WHAT YOU ARE ASKED TO DO: Go through the records and give each one again exactly.

PROVIDED DATA:
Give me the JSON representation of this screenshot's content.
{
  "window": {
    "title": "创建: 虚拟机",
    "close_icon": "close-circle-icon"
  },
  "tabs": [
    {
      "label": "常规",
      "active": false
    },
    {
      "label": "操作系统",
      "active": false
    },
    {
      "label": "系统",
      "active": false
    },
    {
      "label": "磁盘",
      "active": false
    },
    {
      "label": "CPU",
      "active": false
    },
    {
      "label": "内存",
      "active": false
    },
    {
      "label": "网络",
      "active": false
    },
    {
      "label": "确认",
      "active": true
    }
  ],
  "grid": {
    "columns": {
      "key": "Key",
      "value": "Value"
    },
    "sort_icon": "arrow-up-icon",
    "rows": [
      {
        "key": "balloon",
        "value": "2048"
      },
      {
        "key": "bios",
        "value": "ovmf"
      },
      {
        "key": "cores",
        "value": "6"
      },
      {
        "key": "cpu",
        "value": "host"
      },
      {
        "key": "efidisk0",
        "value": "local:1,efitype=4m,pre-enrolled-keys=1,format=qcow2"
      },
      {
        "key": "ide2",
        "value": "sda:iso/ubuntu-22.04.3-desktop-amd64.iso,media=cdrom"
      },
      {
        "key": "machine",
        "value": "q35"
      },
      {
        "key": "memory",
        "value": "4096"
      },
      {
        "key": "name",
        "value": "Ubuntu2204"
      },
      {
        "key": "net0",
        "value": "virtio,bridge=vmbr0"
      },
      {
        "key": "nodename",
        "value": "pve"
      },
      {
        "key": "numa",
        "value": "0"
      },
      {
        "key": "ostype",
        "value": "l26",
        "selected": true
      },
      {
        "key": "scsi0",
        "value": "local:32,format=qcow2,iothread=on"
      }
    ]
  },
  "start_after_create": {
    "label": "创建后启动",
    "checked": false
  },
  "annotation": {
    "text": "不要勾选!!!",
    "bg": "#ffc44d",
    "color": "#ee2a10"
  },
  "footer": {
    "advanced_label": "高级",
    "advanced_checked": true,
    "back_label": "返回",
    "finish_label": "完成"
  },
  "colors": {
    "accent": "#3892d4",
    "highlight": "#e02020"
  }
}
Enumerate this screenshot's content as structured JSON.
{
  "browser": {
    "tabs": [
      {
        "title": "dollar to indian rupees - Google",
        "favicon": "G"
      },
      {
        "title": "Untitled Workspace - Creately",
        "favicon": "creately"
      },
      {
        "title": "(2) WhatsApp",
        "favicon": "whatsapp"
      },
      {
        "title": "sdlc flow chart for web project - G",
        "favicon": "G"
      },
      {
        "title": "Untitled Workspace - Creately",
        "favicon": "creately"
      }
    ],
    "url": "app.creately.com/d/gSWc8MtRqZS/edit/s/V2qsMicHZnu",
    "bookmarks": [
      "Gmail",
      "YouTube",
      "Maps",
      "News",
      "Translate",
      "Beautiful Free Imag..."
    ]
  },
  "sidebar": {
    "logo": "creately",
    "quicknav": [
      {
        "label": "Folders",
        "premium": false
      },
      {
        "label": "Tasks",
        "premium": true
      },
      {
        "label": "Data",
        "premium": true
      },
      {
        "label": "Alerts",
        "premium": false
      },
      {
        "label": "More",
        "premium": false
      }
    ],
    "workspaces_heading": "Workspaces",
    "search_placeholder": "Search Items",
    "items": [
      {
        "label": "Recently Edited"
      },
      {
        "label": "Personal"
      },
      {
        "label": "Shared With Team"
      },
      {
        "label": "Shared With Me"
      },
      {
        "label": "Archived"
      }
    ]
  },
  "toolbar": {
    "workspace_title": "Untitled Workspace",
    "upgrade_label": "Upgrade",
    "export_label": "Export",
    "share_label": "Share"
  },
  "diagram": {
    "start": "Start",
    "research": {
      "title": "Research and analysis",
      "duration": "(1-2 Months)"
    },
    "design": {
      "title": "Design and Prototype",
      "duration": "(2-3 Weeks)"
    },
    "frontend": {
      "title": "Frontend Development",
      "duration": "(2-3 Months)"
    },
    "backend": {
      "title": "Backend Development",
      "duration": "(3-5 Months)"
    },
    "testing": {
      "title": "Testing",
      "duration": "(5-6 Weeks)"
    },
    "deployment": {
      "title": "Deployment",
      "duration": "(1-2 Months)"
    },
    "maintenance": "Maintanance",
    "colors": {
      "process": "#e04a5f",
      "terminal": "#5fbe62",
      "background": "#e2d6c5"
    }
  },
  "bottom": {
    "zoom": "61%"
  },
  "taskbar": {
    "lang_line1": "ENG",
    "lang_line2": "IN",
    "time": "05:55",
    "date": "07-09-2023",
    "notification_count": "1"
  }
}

TASK RESULT:
Give me the JSON representation of this screenshot's content.
{
  "window": {
    "title": "创建: 虚拟机",
    "close_icon": "close-circle-icon"
  },
  "tabs": [
    {
      "label": "常规",
      "active": false
    },
    {
      "label": "操作系统",
      "active": false
    },
    {
      "label": "系统",
      "active": false
    },
    {
      "label": "磁盘",
      "active": false
    },
    {
      "label": "CPU",
      "active": false
    },
    {
      "label": "内存",
      "active": false
    },
    {
      "label": "网络",
      "active": false
    },
    {
      "label": "确认",
      "active": true
    }
  ],
  "grid": {
    "columns": {
      "key": "Key",
      "value": "Value"
    },
    "sort_icon": "arrow-up-icon",
    "rows": [
      {
        "key": "balloon",
        "value": "2048"
      },
      {
        "key": "bios",
        "value": "ovmf"
      },
      {
        "key": "cores",
        "value": "6"
      },
      {
        "key": "cpu",
        "value": "host"
      },
      {
        "key": "efidisk0",
        "value": "local:1,efitype=4m,pre-enrolled-keys=1,format=qcow2"
      },
      {
        "key": "ide2",
        "value": "sda:iso/ubuntu-22.04.3-desktop-amd64.iso,media=cdrom"
      },
      {
        "key": "machine",
        "value": "q35"
      },
      {
        "key": "memory",
        "value": "4096"
      },
      {
        "key": "name",
        "value": "Ubuntu2204"
      },
      {
        "key": "net0",
        "value": "virtio,bridge=vmbr0"
      },
      {
        "key": "nodename",
        "value": "pve"
      },
      {
        "key": "numa",
        "value": "0"
      },
      {
        "key": "ostype",
        "value": "l26",
        "selected": true
      },
      {
        "key": "scsi0",
        "value": "local:32,format=qcow2,iothread=on"
      }
    ]
  },
  "start_after_create": {
    "label": "创建后启动",
    "checked": false
  },
  "annotation": {
    "text": "不要勾选!!!",
    "bg": "#ffc44d",
    "color": "#ee2a10"
  },
  "footer": {
    "advanced_label": "高级",
    "advanced_checked": true,
    "back_label": "返回",
    "finish_label": "完成"
  },
  "colors": {
    "accent": "#3892d4",
    "highlight": "#e02020"
  }
}
Enumerate this screenshot's content as structured JSON.
{
  "browser": {
    "tabs": [
      {
        "title": "dollar to indian rupees - Google",
        "favicon": "G"
      },
      {
        "title": "Untitled Workspace - Creately",
        "favicon": "creately"
      },
      {
        "title": "(2) WhatsApp",
        "favicon": "whatsapp"
      },
      {
        "title": "sdlc flow chart for web project - G",
        "favicon": "G"
      },
      {
        "title": "Untitled Workspace - Creately",
        "favicon": "creately"
      }
    ],
    "url": "app.creately.com/d/gSWc8MtRqZS/edit/s/V2qsMicHZnu",
    "bookmarks": [
      "Gmail",
      "YouTube",
      "Maps",
      "News",
      "Translate",
      "Beautiful Free Imag..."
    ]
  },
  "sidebar": {
    "logo": "creately",
    "quicknav": [
      {
        "label": "Folders",
        "premium": false
      },
      {
        "label": "Tasks",
        "premium": true
      },
      {
        "label": "Data",
        "premium": true
      },
      {
        "label": "Alerts",
        "premium": false
      },
      {
        "label": "More",
        "premium": false
      }
    ],
    "workspaces_heading": "Workspaces",
    "search_placeholder": "Search Items",
    "items": [
      {
        "label": "Recently Edited"
      },
      {
        "label": "Personal"
      },
      {
        "label": "Shared With Team"
      },
      {
        "label": "Shared With Me"
      },
      {
        "label": "Archived"
      }
    ]
  },
  "toolbar": {
    "workspace_title": "Untitled Workspace",
    "upgrade_label": "Upgrade",
    "export_label": "Export",
    "share_label": "Share"
  },
  "diagram": {
    "start": "Start",
    "research": {
      "title": "Research and analysis",
      "duration": "(1-2 Months)"
    },
    "design": {
      "title": "Design and Prototype",
      "duration": "(2-3 Weeks)"
    },
    "frontend": {
      "title": "Frontend Development",
      "duration": "(2-3 Months)"
    },
    "backend": {
      "title": "Backend Development",
      "duration": "(3-5 Months)"
    },
    "testing": {
      "title": "Testing",
      "duration": "(5-6 Weeks)"
    },
    "deployment": {
      "title": "Deployment",
      "duration": "(1-2 Months)"
    },
    "maintenance": "Maintanance",
    "colors": {
      "process": "#e04a5f",
      "terminal": "#5fbe62",
      "background": "#e2d6c5"
    }
  },
  "bottom": {
    "zoom": "61%"
  },
  "taskbar": {
    "lang_line1": "ENG",
    "lang_line2": "IN",
    "time": "05:55",
    "date": "07-09-2023",
    "notification_count": "1"
  }
}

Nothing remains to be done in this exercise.